# Exercise prompt
Please repeat all of the listing exactly.

Stored records:
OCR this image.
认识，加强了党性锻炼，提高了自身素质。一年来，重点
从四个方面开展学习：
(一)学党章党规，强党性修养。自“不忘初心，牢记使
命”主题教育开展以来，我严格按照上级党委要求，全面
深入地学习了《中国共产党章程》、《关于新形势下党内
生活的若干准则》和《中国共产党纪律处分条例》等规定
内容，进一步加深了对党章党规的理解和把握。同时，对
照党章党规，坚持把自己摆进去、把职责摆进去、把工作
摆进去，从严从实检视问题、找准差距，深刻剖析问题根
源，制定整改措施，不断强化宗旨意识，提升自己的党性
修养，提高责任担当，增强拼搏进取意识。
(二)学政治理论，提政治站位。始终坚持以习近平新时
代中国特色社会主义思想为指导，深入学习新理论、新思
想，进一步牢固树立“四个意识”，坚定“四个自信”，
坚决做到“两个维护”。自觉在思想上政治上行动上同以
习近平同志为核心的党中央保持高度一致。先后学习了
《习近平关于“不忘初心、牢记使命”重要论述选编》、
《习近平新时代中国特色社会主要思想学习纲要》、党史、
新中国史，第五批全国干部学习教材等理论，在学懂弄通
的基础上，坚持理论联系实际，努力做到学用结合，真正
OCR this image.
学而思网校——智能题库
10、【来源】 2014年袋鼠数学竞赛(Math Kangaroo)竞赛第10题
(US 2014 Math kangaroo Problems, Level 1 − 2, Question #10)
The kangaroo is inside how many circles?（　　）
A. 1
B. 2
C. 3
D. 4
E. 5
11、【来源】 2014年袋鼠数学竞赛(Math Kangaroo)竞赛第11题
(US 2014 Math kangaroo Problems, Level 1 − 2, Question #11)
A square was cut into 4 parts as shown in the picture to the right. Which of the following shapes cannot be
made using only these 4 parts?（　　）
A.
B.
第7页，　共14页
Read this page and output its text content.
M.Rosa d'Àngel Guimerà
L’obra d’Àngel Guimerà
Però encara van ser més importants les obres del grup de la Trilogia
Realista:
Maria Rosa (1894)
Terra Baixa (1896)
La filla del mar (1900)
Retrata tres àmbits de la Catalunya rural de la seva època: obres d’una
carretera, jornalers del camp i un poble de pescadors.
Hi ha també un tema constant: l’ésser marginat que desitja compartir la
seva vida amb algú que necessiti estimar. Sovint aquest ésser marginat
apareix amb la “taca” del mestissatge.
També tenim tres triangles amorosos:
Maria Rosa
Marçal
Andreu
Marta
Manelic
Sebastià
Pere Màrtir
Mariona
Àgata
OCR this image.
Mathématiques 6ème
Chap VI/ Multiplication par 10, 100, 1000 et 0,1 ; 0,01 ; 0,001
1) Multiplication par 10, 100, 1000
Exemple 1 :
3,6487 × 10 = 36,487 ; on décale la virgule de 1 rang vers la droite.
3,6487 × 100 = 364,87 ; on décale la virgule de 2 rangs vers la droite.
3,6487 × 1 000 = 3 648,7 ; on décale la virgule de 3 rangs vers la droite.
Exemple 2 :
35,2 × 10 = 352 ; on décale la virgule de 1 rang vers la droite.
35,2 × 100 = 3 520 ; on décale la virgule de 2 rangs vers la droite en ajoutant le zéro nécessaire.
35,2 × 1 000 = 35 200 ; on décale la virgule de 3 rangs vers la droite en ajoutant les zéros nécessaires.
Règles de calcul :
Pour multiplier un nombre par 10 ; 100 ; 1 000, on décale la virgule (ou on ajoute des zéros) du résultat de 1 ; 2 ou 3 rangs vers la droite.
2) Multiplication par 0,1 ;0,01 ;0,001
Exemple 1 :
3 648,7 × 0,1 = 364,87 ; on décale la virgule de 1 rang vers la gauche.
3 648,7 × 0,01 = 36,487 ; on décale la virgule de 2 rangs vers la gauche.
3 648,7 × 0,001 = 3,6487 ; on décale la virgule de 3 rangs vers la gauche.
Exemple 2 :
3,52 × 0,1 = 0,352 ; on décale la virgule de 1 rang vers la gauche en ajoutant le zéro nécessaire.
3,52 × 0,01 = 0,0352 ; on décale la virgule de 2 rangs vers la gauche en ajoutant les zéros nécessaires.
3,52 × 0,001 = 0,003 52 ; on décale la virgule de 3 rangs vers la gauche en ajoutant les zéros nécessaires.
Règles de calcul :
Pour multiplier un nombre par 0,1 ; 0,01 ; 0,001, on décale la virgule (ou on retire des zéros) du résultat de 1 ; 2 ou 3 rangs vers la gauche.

# Right answer
OCR this image.
认识，加强了党性锻炼，提高了自身素质。一年来，重点
从四个方面开展学习：
(一)学党章党规，强党性修养。自“不忘初心，牢记使
命”主题教育开展以来，我严格按照上级党委要求，全面
深入地学习了《中国共产党章程》、《关于新形势下党内
生活的若干准则》和《中国共产党纪律处分条例》等规定
内容，进一步加深了对党章党规的理解和把握。同时，对
照党章党规，坚持把自己摆进去、把职责摆进去、把工作
摆进去，从严从实检视问题、找准差距，深刻剖析问题根
源，制定整改措施，不断强化宗旨意识，提升自己的党性
修养，提高责任担当，增强拼搏进取意识。
(二)学政治理论，提政治站位。始终坚持以习近平新时
代中国特色社会主义思想为指导，深入学习新理论、新思
想，进一步牢固树立“四个意识”，坚定“四个自信”，
坚决做到“两个维护”。自觉在思想上政治上行动上同以
习近平同志为核心的党中央保持高度一致。先后学习了
《习近平关于“不忘初心、牢记使命”重要论述选编》、
《习近平新时代中国特色社会主要思想学习纲要》、党史、
新中国史，第五批全国干部学习教材等理论，在学懂弄通
的基础上，坚持理论联系实际，努力做到学用结合，真正
OCR this image.
学而思网校——智能题库
10、【来源】 2014年袋鼠数学竞赛(Math Kangaroo)竞赛第10题
(US 2014 Math kangaroo Problems, Level 1 − 2, Question #10)
The kangaroo is inside how many circles?（　　）
A. 1
B. 2
C. 3
D. 4
E. 5
11、【来源】 2014年袋鼠数学竞赛(Math Kangaroo)竞赛第11题
(US 2014 Math kangaroo Problems, Level 1 − 2, Question #11)
A square was cut into 4 parts as shown in the picture to the right. Which of the following shapes cannot be
made using only these 4 parts?（　　）
A.
B.
第7页，　共14页
Read this page and output its text content.
M.Rosa d'Àngel Guimerà
L’obra d’Àngel Guimerà
Però encara van ser més importants les obres del grup de la Trilogia
Realista:
Maria Rosa (1894)
Terra Baixa (1896)
La filla del mar (1900)
Retrata tres àmbits de la Catalunya rural de la seva època: obres d’una
carretera, jornalers del camp i un poble de pescadors.
Hi ha també un tema constant: l’ésser marginat que desitja compartir la
seva vida amb algú que necessiti estimar. Sovint aquest ésser marginat
apareix amb la “taca” del mestissatge.
També tenim tres triangles amorosos:
Maria Rosa
Marçal
Andreu
Marta
Manelic
Sebastià
Pere Màrtir
Mariona
Àgata
OCR this image.
Mathématiques 6ème
Chap VI/ Multiplication par 10, 100, 1000 et 0,1 ; 0,01 ; 0,001
1) Multiplication par 10, 100, 1000
Exemple 1 :
3,6487 × 10 = 36,487 ; on décale la virgule de 1 rang vers la droite.
3,6487 × 100 = 364,87 ; on décale la virgule de 2 rangs vers la droite.
3,6487 × 1 000 = 3 648,7 ; on décale la virgule de 3 rangs vers la droite.
Exemple 2 :
35,2 × 10 = 352 ; on décale la virgule de 1 rang vers la droite.
35,2 × 100 = 3 520 ; on décale la virgule de 2 rangs vers la droite en ajoutant le zéro nécessaire.
35,2 × 1 000 = 35 200 ; on décale la virgule de 3 rangs vers la droite en ajoutant les zéros nécessaires.
Règles de calcul :
Pour multiplier un nombre par 10 ; 100 ; 1 000, on décale la virgule (ou on ajoute des zéros) du résultat de 1 ; 2 ou 3 rangs vers la droite.
2) Multiplication par 0,1 ;0,01 ;0,001
Exemple 1 :
3 648,7 × 0,1 = 364,87 ; on décale la virgule de 1 rang vers la gauche.
3 648,7 × 0,01 = 36,487 ; on décale la virgule de 2 rangs vers la gauche.
3 648,7 × 0,001 = 3,6487 ; on décale la virgule de 3 rangs vers la gauche.
Exemple 2 :
3,52 × 0,1 = 0,352 ; on décale la virgule de 1 rang vers la gauche en ajoutant le zéro nécessaire.
3,52 × 0,01 = 0,0352 ; on décale la virgule de 2 rangs vers la gauche en ajoutant les zéros nécessaires.
3,52 × 0,001 = 0,003 52 ; on décale la virgule de 3 rangs vers la gauche en ajoutant les zéros nécessaires.
Règles de calcul :
Pour multiplier un nombre par 0,1 ; 0,01 ; 0,001, on décale la virgule (ou on retire des zéros) du résultat de 1 ; 2 ou 3 rangs vers la gauche.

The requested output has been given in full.